### RECORD EXTRACTS ###

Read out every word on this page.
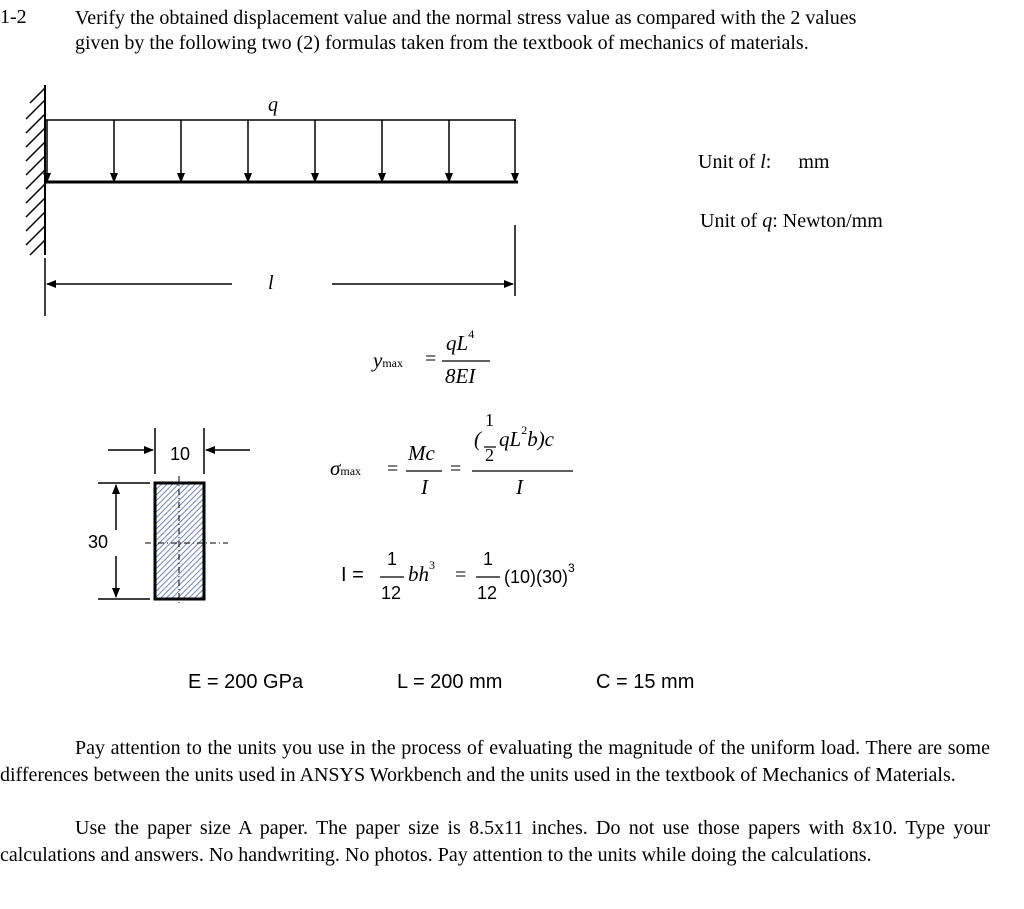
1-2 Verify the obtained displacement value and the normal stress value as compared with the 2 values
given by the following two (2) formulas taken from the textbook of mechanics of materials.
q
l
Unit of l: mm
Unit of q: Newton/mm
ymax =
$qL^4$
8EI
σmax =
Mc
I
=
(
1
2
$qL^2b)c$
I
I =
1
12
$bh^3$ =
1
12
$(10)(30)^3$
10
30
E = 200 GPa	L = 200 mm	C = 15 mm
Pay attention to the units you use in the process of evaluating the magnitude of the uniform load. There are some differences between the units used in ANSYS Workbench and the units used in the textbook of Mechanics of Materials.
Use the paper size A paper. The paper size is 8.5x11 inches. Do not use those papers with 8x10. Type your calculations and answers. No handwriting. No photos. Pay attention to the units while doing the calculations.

###

## TASK TO COMPLETE
Look through the entries above and list every line containing "with".

## THE OUTPUT
1-2 Verify the obtained displacement value and the normal stress value as compared with the 2 values
Use the paper size A paper. The paper size is 8.5x11 inches. Do not use those papers with 8x10. Type your calculations and answers. No handwriting. No photos. Pay attention to the units while doing the calculations.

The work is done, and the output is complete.